**Supplied information**:
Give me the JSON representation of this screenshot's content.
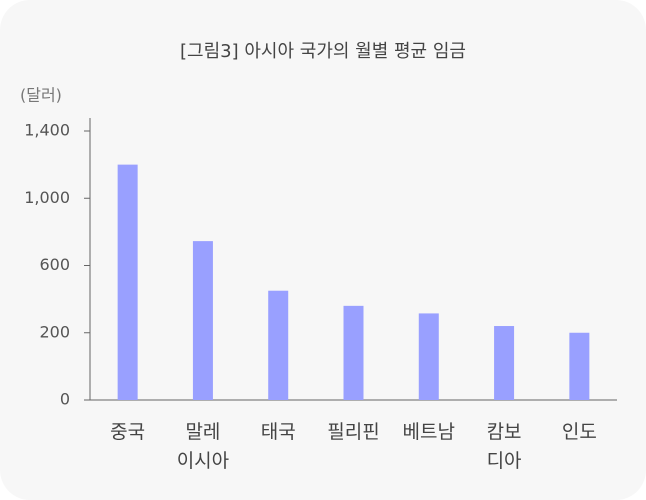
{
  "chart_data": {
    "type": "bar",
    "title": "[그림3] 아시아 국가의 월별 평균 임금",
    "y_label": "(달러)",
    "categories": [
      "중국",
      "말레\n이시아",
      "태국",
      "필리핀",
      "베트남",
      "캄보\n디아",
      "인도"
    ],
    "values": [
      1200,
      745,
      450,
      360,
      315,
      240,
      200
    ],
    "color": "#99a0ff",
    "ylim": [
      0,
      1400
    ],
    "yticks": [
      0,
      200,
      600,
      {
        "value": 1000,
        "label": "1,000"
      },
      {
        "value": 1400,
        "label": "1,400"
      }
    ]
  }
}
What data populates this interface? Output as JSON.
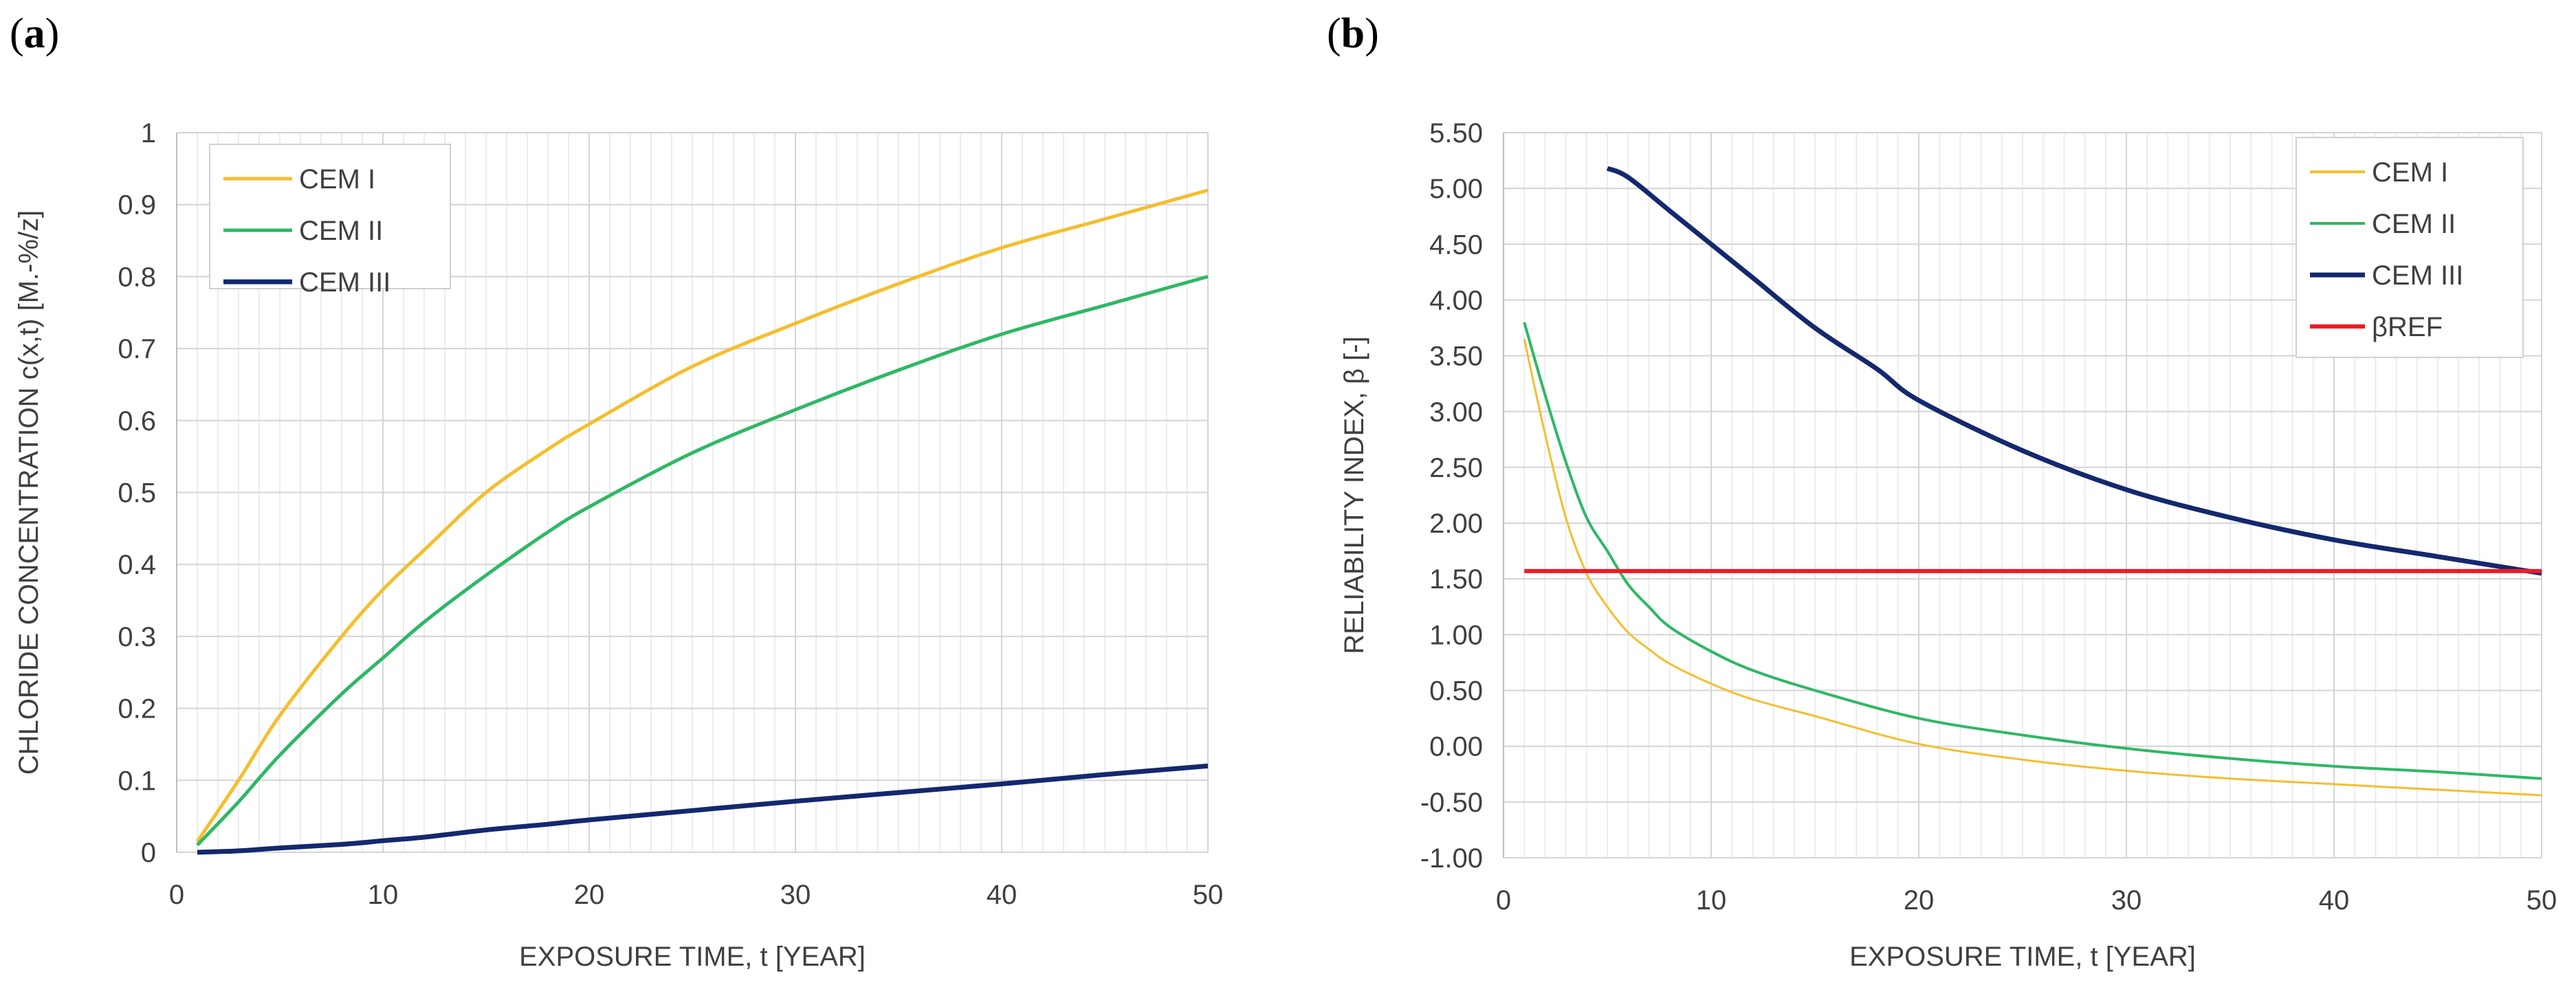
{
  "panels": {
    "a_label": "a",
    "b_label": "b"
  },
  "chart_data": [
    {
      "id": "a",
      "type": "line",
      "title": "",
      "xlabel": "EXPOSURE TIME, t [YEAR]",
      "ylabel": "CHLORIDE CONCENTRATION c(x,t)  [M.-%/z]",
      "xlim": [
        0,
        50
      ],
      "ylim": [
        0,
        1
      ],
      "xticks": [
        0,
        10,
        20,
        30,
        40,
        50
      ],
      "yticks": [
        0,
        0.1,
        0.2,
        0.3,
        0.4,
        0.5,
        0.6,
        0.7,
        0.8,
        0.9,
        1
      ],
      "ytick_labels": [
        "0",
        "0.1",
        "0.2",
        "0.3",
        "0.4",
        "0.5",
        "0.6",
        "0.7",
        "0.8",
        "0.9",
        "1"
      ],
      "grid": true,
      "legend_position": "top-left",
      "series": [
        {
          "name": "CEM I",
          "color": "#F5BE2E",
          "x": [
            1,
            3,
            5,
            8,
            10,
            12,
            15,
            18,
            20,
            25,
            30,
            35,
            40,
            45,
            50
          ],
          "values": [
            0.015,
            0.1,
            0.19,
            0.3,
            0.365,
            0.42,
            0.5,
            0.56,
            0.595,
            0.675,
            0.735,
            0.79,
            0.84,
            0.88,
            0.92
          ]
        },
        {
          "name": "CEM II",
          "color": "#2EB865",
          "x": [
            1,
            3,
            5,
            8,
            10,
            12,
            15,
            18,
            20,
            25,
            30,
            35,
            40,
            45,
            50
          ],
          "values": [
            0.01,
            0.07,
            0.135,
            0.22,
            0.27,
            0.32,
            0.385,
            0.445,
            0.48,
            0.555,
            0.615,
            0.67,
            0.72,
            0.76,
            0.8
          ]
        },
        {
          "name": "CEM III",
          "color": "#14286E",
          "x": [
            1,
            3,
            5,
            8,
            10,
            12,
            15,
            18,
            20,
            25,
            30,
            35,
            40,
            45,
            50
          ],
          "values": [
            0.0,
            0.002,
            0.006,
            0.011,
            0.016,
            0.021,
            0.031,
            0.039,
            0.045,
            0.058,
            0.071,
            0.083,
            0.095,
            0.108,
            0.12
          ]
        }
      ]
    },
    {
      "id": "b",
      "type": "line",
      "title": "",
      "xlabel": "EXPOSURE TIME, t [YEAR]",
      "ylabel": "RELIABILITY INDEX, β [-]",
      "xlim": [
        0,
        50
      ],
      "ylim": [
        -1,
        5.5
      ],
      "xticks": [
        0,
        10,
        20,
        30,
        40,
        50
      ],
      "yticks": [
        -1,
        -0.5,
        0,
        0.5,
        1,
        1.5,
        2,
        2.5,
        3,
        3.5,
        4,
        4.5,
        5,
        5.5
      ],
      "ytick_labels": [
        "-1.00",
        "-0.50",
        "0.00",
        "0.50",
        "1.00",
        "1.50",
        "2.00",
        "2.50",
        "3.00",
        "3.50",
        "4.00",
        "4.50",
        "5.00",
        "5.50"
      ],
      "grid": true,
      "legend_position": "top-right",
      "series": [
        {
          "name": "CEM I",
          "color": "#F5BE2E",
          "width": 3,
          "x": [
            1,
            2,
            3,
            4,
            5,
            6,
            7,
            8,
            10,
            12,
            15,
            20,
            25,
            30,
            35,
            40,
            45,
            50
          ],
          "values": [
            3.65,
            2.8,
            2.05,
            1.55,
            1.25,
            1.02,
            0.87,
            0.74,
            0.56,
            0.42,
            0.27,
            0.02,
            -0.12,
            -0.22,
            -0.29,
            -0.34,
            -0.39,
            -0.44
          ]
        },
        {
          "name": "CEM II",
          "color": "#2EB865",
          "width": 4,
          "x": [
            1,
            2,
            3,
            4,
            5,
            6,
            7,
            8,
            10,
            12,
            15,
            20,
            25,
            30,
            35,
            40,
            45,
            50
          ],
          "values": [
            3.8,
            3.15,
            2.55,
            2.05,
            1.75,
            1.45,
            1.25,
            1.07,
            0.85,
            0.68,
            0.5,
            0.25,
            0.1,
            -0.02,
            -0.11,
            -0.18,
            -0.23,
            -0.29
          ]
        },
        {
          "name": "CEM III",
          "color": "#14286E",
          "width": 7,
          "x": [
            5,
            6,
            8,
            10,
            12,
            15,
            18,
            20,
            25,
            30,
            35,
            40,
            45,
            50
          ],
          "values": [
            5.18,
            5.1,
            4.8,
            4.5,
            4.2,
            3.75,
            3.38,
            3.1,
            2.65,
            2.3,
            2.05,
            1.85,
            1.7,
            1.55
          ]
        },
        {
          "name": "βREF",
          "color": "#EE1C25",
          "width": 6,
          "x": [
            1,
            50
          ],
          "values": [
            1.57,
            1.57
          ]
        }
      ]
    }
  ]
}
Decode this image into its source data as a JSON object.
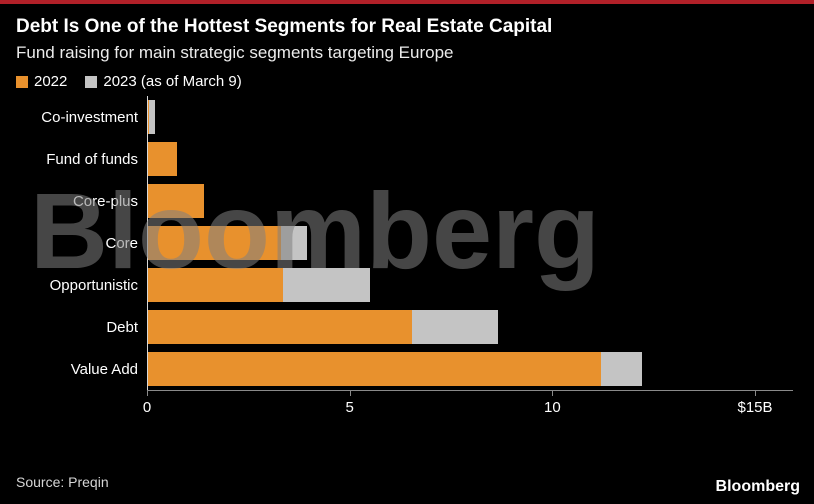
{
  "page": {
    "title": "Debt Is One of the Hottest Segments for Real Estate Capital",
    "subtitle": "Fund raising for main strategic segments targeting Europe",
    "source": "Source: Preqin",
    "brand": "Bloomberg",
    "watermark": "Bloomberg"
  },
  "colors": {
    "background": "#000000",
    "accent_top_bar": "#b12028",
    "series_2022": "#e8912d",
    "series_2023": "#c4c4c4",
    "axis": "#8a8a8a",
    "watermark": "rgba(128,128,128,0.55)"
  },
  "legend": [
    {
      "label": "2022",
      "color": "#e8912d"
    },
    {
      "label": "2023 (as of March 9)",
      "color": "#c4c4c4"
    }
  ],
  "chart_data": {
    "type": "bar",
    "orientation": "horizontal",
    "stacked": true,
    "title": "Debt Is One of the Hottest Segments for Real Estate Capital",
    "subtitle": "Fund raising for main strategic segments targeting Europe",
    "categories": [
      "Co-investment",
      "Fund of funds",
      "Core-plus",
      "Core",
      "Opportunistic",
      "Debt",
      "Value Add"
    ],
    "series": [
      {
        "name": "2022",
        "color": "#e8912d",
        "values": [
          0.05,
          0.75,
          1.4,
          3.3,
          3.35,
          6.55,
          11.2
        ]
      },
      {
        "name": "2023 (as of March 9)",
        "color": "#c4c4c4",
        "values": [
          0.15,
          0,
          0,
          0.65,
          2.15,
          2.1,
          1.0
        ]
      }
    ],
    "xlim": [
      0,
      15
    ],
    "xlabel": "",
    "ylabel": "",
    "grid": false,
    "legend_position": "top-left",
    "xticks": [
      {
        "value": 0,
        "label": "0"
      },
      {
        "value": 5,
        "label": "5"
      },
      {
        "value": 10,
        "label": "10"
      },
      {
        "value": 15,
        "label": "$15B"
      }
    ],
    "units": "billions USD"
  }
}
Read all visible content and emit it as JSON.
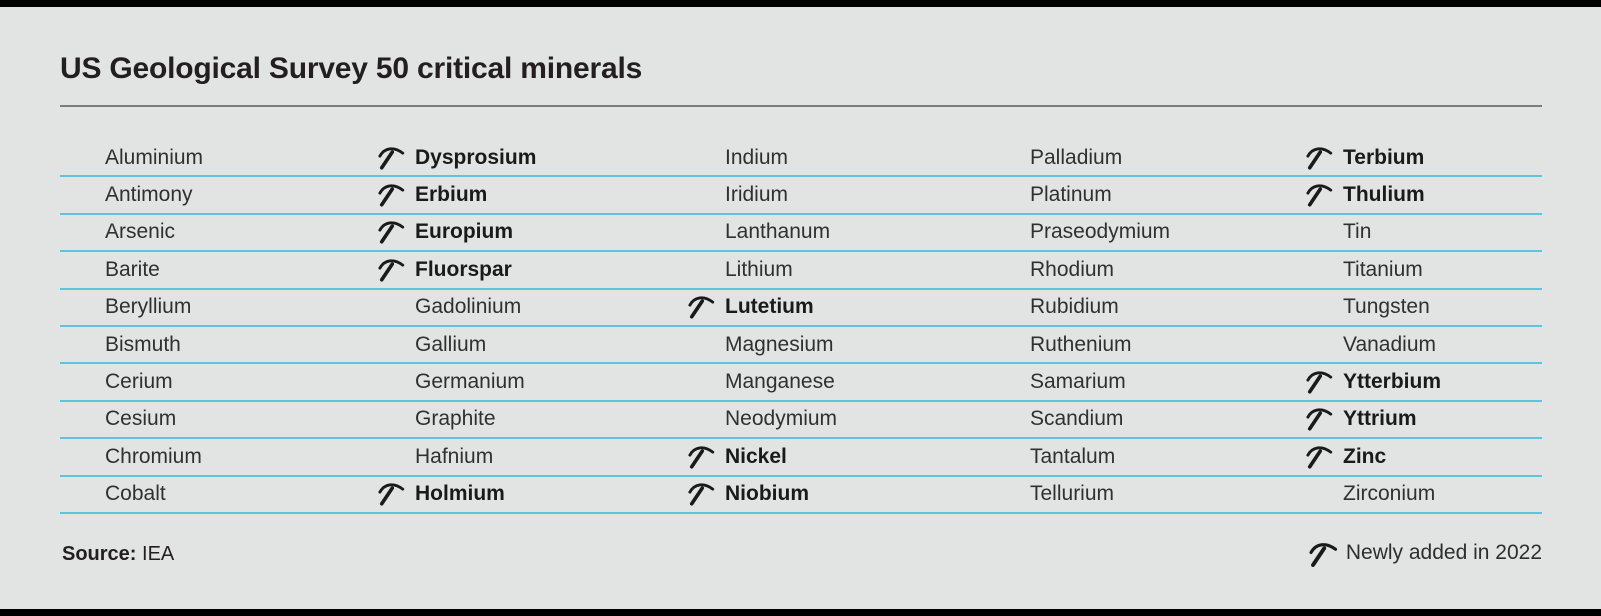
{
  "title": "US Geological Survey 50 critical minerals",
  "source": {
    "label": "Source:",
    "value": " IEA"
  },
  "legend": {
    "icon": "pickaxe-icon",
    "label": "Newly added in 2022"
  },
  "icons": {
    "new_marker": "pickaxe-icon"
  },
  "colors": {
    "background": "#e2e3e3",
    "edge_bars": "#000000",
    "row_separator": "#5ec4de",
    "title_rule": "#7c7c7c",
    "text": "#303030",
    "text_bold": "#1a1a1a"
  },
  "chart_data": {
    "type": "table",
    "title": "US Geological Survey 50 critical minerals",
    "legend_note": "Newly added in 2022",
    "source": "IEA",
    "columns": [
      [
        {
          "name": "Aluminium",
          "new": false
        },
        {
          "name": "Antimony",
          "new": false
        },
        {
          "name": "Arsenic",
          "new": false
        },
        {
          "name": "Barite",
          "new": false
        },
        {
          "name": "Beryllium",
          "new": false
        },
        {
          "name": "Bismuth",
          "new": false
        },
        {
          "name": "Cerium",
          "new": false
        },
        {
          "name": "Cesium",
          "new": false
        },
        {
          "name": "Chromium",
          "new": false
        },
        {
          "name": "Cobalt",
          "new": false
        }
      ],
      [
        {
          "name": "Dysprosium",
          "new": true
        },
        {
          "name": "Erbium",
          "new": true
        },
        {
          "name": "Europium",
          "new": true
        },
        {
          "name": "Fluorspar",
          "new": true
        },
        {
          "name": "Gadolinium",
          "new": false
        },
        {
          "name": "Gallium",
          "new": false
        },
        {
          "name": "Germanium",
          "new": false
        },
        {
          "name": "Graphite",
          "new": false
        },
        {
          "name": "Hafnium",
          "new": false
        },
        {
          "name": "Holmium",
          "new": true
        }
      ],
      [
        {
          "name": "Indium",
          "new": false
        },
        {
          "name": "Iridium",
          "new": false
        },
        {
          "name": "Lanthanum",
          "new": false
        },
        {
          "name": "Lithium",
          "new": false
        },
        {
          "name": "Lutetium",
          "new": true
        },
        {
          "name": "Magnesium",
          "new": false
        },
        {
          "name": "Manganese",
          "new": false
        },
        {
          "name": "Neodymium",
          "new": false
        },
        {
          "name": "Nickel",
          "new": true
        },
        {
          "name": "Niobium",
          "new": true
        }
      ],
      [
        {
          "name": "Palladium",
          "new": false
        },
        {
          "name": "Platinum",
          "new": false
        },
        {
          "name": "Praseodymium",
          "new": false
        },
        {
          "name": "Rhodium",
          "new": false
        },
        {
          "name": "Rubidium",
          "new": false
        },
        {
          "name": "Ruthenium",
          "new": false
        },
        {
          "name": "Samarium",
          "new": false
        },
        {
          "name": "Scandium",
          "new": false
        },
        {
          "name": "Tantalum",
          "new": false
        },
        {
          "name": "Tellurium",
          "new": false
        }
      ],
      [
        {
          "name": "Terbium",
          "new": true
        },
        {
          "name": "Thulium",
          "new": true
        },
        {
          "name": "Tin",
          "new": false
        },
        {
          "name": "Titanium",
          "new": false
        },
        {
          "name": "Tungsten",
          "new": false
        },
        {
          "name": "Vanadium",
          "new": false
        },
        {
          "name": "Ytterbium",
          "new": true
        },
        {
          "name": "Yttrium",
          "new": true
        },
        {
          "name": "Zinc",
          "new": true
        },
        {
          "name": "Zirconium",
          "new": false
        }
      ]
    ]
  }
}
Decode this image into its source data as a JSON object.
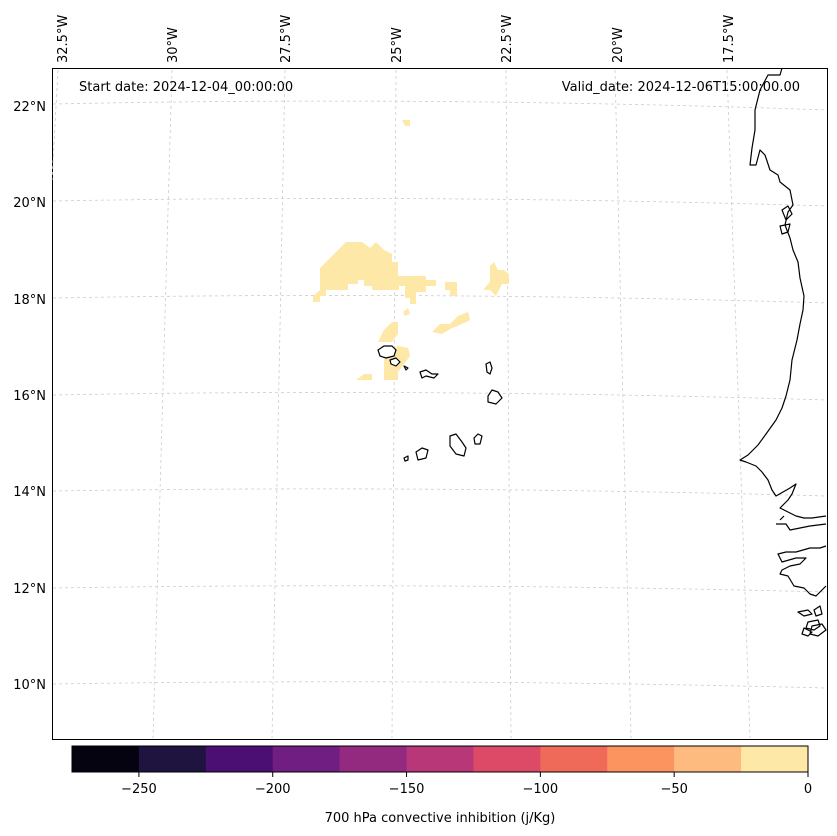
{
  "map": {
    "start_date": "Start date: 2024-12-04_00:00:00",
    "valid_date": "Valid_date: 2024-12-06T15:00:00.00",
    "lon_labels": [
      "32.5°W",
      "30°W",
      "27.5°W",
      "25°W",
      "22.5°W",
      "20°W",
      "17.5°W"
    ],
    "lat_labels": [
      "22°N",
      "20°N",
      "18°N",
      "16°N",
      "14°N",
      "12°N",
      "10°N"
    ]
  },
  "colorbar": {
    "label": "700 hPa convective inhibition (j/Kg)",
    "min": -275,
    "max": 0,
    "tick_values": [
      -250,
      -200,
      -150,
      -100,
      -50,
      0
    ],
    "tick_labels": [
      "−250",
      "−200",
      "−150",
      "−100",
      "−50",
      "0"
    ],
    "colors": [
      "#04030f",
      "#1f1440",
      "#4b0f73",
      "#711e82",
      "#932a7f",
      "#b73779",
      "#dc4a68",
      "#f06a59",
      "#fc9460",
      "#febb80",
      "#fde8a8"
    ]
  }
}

**To be done**: Gather all lines with the string "minerals" from the data.

**Result of this exercise**:
  "title": "US Geological Survey 50 critical minerals",
    "title": "US Geological Survey 50 critical minerals",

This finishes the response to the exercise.